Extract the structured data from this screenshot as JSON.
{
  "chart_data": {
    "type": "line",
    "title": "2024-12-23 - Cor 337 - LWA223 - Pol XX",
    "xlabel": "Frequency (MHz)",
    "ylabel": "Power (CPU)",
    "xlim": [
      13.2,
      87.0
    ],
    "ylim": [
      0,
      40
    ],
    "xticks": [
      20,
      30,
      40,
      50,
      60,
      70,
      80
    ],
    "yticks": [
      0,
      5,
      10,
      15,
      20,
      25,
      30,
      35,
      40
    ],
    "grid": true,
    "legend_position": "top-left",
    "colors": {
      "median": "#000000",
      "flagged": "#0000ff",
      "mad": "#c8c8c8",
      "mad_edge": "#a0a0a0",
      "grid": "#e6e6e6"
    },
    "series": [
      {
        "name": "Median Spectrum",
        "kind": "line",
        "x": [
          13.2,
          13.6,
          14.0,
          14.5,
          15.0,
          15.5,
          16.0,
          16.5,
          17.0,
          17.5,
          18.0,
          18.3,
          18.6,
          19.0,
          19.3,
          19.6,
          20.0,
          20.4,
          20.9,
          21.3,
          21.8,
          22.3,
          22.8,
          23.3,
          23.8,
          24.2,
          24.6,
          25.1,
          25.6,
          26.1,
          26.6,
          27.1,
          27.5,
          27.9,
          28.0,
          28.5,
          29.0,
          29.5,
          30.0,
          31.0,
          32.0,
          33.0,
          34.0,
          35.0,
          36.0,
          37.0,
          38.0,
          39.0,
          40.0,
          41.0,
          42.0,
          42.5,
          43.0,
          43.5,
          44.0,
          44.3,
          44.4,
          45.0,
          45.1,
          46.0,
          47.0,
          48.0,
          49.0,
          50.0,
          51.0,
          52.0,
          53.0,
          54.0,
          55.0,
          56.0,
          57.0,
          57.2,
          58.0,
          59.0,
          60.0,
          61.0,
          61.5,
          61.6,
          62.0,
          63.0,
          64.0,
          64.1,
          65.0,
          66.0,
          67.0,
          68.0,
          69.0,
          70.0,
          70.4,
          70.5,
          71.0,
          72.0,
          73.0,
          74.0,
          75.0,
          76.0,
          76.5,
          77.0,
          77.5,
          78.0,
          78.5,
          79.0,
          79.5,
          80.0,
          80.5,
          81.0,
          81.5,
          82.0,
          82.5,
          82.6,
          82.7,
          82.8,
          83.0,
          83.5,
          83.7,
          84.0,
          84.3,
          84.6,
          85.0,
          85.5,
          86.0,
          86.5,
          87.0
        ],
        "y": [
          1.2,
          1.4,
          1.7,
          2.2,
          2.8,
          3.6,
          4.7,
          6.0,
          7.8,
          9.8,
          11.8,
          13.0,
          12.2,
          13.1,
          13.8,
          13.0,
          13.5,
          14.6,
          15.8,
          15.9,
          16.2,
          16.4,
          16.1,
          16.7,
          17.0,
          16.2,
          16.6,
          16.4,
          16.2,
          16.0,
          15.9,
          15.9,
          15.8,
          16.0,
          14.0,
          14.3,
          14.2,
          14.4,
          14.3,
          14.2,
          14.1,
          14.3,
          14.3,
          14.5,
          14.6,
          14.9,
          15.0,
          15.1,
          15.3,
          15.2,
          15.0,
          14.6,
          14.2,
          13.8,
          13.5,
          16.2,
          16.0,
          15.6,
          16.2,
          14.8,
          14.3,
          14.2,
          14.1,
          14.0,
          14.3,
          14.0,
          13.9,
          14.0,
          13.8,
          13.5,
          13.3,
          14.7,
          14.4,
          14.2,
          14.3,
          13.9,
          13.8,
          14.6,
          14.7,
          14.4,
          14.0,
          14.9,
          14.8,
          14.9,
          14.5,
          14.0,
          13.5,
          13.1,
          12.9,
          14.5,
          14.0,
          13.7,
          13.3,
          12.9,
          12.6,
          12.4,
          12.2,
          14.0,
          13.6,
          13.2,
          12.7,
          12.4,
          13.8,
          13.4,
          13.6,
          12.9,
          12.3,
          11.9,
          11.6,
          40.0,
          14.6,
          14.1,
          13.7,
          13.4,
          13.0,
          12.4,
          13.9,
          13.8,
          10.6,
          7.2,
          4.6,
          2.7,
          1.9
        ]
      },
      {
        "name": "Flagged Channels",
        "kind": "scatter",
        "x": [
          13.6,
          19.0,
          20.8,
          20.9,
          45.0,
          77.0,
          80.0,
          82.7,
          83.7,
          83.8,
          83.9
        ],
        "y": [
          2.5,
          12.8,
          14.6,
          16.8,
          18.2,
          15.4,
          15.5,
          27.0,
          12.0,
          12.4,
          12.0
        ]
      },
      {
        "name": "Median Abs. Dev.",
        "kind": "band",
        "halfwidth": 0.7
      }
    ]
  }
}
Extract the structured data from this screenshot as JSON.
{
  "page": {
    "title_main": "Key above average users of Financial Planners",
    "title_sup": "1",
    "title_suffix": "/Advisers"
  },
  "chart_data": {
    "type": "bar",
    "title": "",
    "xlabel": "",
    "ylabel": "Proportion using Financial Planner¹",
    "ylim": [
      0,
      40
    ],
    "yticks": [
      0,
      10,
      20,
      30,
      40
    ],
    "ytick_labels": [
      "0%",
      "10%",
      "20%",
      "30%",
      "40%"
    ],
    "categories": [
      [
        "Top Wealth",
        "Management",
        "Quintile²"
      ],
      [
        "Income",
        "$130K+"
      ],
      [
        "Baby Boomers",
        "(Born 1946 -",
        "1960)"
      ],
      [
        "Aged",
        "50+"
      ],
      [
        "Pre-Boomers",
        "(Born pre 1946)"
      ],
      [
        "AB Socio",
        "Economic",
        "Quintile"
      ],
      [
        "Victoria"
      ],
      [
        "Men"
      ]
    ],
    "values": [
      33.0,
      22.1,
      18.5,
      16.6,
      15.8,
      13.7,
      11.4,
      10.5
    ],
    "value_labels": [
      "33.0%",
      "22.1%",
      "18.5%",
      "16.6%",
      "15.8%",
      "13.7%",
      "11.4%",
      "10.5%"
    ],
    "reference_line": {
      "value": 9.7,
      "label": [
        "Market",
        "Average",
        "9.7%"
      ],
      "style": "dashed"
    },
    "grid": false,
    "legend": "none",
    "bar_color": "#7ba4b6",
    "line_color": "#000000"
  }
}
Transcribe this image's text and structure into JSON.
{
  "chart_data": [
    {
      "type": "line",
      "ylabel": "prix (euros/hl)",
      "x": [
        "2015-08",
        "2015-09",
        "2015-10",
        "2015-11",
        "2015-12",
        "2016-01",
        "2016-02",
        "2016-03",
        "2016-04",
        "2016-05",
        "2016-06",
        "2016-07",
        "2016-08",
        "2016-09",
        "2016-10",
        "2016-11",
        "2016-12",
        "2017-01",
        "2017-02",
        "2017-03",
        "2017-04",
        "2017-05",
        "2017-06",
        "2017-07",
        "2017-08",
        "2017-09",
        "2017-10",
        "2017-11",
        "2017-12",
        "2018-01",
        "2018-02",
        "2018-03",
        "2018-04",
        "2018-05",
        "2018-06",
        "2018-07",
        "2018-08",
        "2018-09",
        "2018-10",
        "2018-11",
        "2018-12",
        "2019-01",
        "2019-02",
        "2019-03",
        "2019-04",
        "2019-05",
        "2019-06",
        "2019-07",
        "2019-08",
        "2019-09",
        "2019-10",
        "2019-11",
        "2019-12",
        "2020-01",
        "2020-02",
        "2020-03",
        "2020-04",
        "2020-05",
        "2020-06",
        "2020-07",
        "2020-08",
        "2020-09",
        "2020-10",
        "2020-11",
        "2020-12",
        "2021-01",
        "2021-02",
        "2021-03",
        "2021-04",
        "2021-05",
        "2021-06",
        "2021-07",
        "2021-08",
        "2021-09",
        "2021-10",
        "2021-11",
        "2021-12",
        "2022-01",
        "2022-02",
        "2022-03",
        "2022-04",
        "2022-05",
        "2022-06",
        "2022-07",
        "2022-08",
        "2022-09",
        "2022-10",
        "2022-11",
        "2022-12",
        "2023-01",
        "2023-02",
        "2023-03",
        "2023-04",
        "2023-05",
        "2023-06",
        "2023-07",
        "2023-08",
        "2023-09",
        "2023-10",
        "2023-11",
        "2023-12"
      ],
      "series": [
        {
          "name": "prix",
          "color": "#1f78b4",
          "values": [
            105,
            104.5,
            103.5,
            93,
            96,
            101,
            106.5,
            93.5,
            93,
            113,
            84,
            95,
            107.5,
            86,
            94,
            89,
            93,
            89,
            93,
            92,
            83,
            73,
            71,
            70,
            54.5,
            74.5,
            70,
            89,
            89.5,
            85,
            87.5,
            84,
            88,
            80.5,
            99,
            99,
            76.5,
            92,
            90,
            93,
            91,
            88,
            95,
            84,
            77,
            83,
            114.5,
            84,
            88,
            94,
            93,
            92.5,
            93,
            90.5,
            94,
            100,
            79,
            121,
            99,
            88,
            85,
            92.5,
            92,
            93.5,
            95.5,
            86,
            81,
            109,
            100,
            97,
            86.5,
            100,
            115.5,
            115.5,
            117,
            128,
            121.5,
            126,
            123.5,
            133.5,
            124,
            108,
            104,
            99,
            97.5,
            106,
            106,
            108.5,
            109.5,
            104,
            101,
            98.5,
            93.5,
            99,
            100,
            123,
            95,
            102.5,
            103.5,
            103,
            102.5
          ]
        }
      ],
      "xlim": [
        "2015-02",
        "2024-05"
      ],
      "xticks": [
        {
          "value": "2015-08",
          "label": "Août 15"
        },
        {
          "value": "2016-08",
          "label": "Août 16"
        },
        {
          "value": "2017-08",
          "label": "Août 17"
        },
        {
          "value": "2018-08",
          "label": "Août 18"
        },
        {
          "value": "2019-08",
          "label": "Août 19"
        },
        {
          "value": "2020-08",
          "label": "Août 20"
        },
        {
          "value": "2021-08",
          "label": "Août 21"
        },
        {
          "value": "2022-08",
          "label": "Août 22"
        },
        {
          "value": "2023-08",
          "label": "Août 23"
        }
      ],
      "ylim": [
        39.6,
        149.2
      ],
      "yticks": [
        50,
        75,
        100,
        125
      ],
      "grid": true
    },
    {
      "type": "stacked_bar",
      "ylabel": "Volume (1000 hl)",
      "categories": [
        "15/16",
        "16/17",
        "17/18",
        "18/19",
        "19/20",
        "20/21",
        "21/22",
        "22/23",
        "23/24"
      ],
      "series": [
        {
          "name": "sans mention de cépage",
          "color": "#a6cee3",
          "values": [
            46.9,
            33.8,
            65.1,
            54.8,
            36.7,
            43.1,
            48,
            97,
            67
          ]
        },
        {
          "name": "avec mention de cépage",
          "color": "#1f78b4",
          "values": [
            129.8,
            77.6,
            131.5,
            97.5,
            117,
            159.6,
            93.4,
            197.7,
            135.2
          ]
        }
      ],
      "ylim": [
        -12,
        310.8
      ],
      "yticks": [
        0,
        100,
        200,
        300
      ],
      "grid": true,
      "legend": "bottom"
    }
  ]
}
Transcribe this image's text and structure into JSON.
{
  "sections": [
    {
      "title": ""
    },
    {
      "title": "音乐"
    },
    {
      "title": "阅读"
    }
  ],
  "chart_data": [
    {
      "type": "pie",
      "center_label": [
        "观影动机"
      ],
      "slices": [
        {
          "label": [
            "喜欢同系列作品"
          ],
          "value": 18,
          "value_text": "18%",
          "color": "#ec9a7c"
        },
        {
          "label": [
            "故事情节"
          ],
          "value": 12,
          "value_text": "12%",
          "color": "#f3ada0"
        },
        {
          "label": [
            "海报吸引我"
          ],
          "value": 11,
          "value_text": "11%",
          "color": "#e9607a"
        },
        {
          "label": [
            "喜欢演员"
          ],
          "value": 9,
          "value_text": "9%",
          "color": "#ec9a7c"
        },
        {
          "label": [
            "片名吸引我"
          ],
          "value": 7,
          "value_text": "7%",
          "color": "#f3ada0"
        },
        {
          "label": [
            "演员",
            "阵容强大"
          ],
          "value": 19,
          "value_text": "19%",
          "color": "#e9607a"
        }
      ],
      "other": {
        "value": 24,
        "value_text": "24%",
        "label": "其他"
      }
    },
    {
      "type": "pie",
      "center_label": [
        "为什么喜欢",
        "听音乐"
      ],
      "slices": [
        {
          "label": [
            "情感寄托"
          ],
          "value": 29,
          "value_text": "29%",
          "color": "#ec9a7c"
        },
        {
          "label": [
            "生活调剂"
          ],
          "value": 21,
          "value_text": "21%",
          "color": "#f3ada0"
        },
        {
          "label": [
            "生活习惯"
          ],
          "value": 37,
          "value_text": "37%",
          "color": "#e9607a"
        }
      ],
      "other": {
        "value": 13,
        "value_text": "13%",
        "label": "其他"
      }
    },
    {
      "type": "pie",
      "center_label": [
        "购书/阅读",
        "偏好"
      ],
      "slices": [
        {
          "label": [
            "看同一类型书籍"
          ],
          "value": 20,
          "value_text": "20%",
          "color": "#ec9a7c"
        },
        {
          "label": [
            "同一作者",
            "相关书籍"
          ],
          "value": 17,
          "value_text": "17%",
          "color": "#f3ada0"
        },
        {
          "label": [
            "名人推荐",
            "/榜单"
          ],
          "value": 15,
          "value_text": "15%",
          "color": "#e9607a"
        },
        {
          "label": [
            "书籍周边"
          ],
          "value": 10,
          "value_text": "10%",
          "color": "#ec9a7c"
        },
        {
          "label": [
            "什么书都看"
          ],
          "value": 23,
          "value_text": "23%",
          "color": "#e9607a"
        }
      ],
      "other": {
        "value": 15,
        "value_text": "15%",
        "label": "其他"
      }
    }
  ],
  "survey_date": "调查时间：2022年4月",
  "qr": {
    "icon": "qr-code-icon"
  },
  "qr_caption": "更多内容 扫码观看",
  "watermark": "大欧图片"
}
########################################
To be done: List the lines of the entries that include "name".

Task response:
        "name": "Median Spectrum",
        "name": "Flagged Channels",
        "name": "Median Abs. Dev.",
          "name": "prix",
          "name": "sans mention de cépage",
          "name": "avec mention de cépage",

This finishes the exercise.